* BEGIN *

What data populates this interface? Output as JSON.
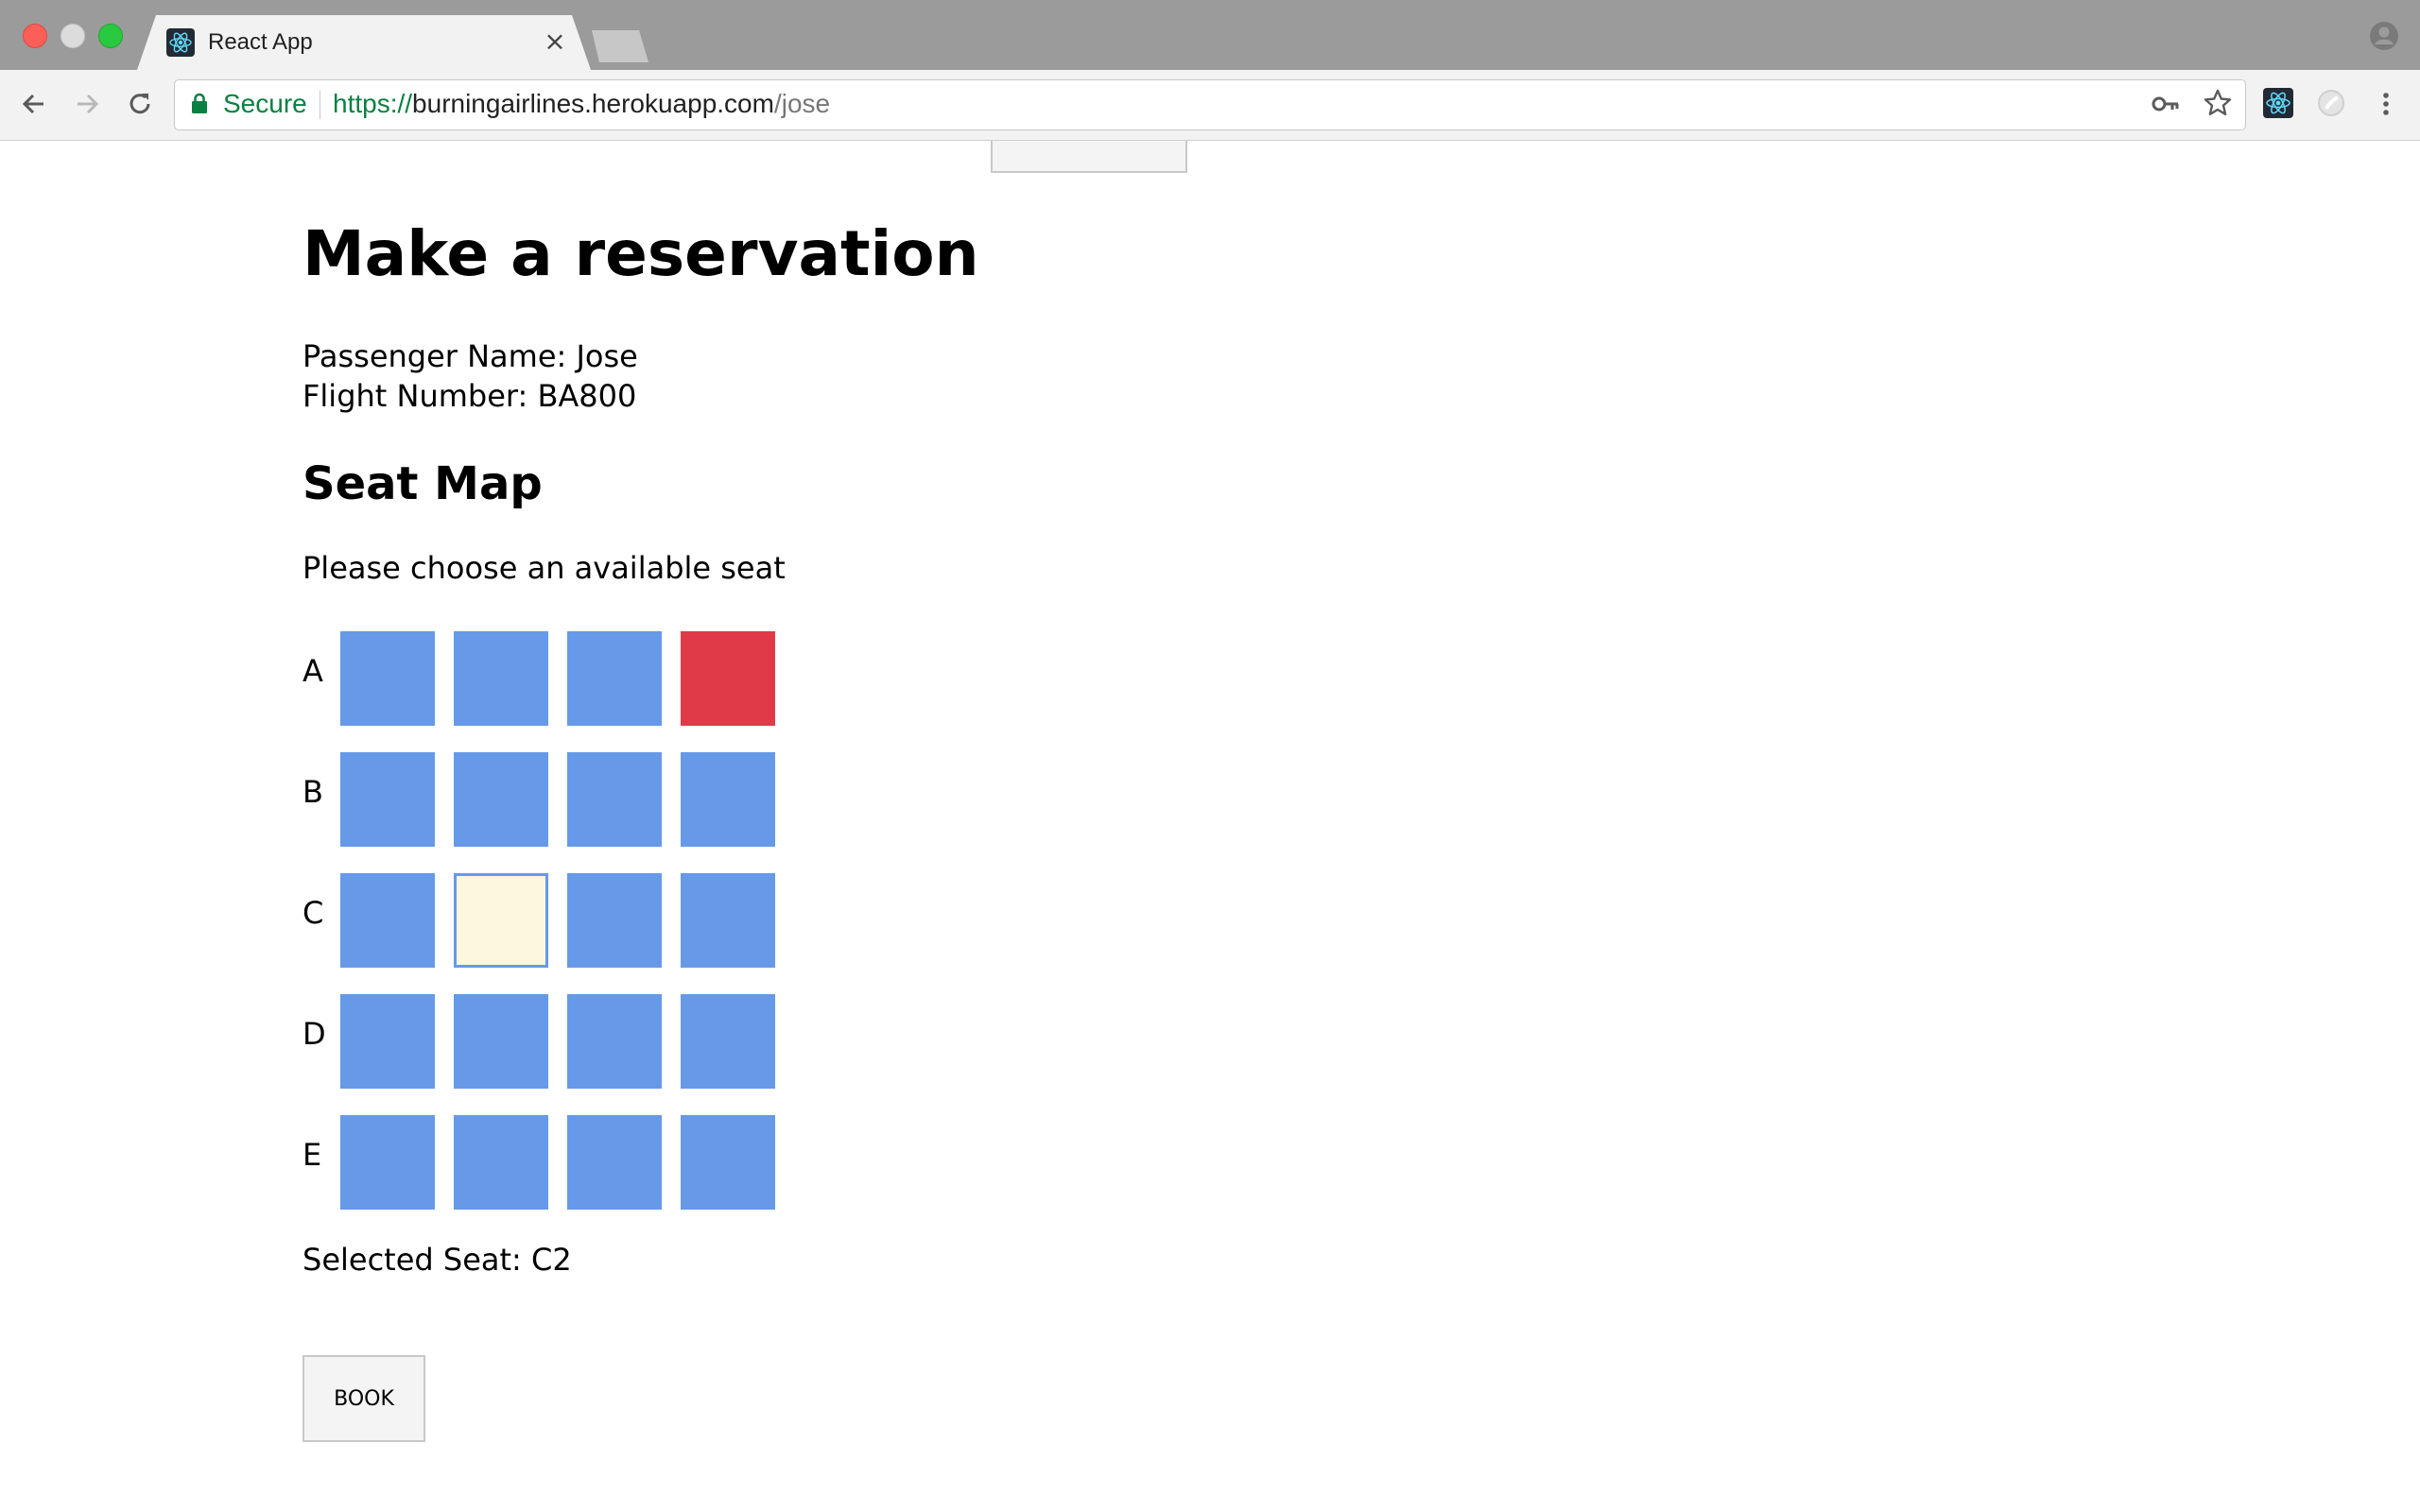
{
  "browser": {
    "tab_title": "React App",
    "tab_close": "×",
    "secure_label": "Secure",
    "url_scheme": "https://",
    "url_host": "burningairlines.herokuapp.com",
    "url_path": "/jose"
  },
  "page": {
    "heading": "Make a reservation",
    "passenger_line": "Passenger Name: Jose",
    "flight_line": "Flight Number: BA800",
    "seat_map_heading": "Seat Map",
    "instruction": "Please choose an available seat",
    "selected_seat_line": "Selected Seat: C2",
    "book_label": "BOOK"
  },
  "seat_map": {
    "rows": [
      "A",
      "B",
      "C",
      "D",
      "E"
    ],
    "seats_per_row": 4,
    "taken": [
      "A4"
    ],
    "selected": "C2",
    "colors": {
      "available": "#6699e8",
      "taken": "#e03a48",
      "selected": "#fdf7dd"
    }
  }
}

* END *

§ Aim of the task:
From the data above, work out how many lines hold "available". Answer with the number alone.

§ Problem solution:
2